* Start Dataset entries *

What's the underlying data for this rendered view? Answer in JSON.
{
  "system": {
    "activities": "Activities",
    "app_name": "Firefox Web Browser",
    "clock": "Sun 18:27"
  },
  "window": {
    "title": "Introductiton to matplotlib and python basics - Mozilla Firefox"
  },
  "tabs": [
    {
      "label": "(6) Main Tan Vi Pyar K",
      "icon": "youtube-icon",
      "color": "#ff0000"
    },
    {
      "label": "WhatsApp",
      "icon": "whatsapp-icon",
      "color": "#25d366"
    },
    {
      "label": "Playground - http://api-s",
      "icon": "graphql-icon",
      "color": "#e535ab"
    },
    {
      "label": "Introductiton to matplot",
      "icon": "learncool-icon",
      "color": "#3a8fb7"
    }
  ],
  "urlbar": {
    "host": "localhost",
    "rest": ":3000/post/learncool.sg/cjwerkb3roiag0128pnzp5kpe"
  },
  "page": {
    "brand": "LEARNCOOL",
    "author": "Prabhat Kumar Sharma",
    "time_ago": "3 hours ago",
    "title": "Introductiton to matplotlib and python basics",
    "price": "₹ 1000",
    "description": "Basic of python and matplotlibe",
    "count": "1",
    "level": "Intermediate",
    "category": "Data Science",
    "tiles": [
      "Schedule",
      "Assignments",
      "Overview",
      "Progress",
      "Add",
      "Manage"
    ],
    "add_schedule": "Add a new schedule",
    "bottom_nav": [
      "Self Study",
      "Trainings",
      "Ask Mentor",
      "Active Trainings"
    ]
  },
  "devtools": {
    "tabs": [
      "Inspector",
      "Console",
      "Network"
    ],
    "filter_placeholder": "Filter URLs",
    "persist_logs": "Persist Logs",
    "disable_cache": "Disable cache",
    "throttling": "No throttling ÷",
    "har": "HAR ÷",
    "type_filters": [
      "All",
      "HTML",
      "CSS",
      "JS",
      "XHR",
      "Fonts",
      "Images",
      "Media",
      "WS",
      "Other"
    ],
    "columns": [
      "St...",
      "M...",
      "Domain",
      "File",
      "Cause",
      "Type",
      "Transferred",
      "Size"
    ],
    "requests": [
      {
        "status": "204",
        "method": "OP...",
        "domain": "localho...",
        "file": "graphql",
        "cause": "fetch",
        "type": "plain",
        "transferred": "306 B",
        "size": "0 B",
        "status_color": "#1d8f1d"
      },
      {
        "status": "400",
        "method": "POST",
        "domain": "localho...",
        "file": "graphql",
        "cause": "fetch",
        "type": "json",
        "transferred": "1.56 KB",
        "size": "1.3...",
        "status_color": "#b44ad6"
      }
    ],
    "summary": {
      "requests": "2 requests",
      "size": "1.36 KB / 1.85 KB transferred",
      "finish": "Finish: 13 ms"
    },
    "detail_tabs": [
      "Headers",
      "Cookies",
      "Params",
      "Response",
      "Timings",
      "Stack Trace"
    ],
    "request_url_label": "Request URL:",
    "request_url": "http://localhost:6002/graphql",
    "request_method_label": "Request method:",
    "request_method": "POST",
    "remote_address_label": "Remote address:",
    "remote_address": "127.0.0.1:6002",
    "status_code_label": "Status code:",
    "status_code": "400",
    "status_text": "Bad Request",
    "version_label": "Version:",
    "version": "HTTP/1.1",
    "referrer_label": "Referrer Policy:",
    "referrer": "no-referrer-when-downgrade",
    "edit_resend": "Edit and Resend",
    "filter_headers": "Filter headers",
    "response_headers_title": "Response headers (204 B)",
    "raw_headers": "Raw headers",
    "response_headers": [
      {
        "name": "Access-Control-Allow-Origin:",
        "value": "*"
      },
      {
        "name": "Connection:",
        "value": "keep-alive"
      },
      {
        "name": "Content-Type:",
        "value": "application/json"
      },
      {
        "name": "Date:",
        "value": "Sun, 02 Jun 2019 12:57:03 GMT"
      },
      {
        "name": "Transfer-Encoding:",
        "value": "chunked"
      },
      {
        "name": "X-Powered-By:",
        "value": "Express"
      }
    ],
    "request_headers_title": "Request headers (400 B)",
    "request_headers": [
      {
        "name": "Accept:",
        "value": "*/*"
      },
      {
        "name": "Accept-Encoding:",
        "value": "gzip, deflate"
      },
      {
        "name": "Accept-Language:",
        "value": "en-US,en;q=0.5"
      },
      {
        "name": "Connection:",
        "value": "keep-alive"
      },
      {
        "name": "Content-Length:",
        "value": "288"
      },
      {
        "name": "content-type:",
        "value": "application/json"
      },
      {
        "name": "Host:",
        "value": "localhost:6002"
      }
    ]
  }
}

* End Dataset entries *

# What this task involves
Quote the data in full, keeping each word unchanged.

# Answer to the problem
What's the underlying data for this rendered view? Answer in JSON.
{
  "system": {
    "activities": "Activities",
    "app_name": "Firefox Web Browser",
    "clock": "Sun 18:27"
  },
  "window": {
    "title": "Introductiton to matplotlib and python basics - Mozilla Firefox"
  },
  "tabs": [
    {
      "label": "(6) Main Tan Vi Pyar K",
      "icon": "youtube-icon",
      "color": "#ff0000"
    },
    {
      "label": "WhatsApp",
      "icon": "whatsapp-icon",
      "color": "#25d366"
    },
    {
      "label": "Playground - http://api-s",
      "icon": "graphql-icon",
      "color": "#e535ab"
    },
    {
      "label": "Introductiton to matplot",
      "icon": "learncool-icon",
      "color": "#3a8fb7"
    }
  ],
  "urlbar": {
    "host": "localhost",
    "rest": ":3000/post/learncool.sg/cjwerkb3roiag0128pnzp5kpe"
  },
  "page": {
    "brand": "LEARNCOOL",
    "author": "Prabhat Kumar Sharma",
    "time_ago": "3 hours ago",
    "title": "Introductiton to matplotlib and python basics",
    "price": "₹ 1000",
    "description": "Basic of python and matplotlibe",
    "count": "1",
    "level": "Intermediate",
    "category": "Data Science",
    "tiles": [
      "Schedule",
      "Assignments",
      "Overview",
      "Progress",
      "Add",
      "Manage"
    ],
    "add_schedule": "Add a new schedule",
    "bottom_nav": [
      "Self Study",
      "Trainings",
      "Ask Mentor",
      "Active Trainings"
    ]
  },
  "devtools": {
    "tabs": [
      "Inspector",
      "Console",
      "Network"
    ],
    "filter_placeholder": "Filter URLs",
    "persist_logs": "Persist Logs",
    "disable_cache": "Disable cache",
    "throttling": "No throttling ÷",
    "har": "HAR ÷",
    "type_filters": [
      "All",
      "HTML",
      "CSS",
      "JS",
      "XHR",
      "Fonts",
      "Images",
      "Media",
      "WS",
      "Other"
    ],
    "columns": [
      "St...",
      "M...",
      "Domain",
      "File",
      "Cause",
      "Type",
      "Transferred",
      "Size"
    ],
    "requests": [
      {
        "status": "204",
        "method": "OP...",
        "domain": "localho...",
        "file": "graphql",
        "cause": "fetch",
        "type": "plain",
        "transferred": "306 B",
        "size": "0 B",
        "status_color": "#1d8f1d"
      },
      {
        "status": "400",
        "method": "POST",
        "domain": "localho...",
        "file": "graphql",
        "cause": "fetch",
        "type": "json",
        "transferred": "1.56 KB",
        "size": "1.3...",
        "status_color": "#b44ad6"
      }
    ],
    "summary": {
      "requests": "2 requests",
      "size": "1.36 KB / 1.85 KB transferred",
      "finish": "Finish: 13 ms"
    },
    "detail_tabs": [
      "Headers",
      "Cookies",
      "Params",
      "Response",
      "Timings",
      "Stack Trace"
    ],
    "request_url_label": "Request URL:",
    "request_url": "http://localhost:6002/graphql",
    "request_method_label": "Request method:",
    "request_method": "POST",
    "remote_address_label": "Remote address:",
    "remote_address": "127.0.0.1:6002",
    "status_code_label": "Status code:",
    "status_code": "400",
    "status_text": "Bad Request",
    "version_label": "Version:",
    "version": "HTTP/1.1",
    "referrer_label": "Referrer Policy:",
    "referrer": "no-referrer-when-downgrade",
    "edit_resend": "Edit and Resend",
    "filter_headers": "Filter headers",
    "response_headers_title": "Response headers (204 B)",
    "raw_headers": "Raw headers",
    "response_headers": [
      {
        "name": "Access-Control-Allow-Origin:",
        "value": "*"
      },
      {
        "name": "Connection:",
        "value": "keep-alive"
      },
      {
        "name": "Content-Type:",
        "value": "application/json"
      },
      {
        "name": "Date:",
        "value": "Sun, 02 Jun 2019 12:57:03 GMT"
      },
      {
        "name": "Transfer-Encoding:",
        "value": "chunked"
      },
      {
        "name": "X-Powered-By:",
        "value": "Express"
      }
    ],
    "request_headers_title": "Request headers (400 B)",
    "request_headers": [
      {
        "name": "Accept:",
        "value": "*/*"
      },
      {
        "name": "Accept-Encoding:",
        "value": "gzip, deflate"
      },
      {
        "name": "Accept-Language:",
        "value": "en-US,en;q=0.5"
      },
      {
        "name": "Connection:",
        "value": "keep-alive"
      },
      {
        "name": "Content-Length:",
        "value": "288"
      },
      {
        "name": "content-type:",
        "value": "application/json"
      },
      {
        "name": "Host:",
        "value": "localhost:6002"
      }
    ]
  }
}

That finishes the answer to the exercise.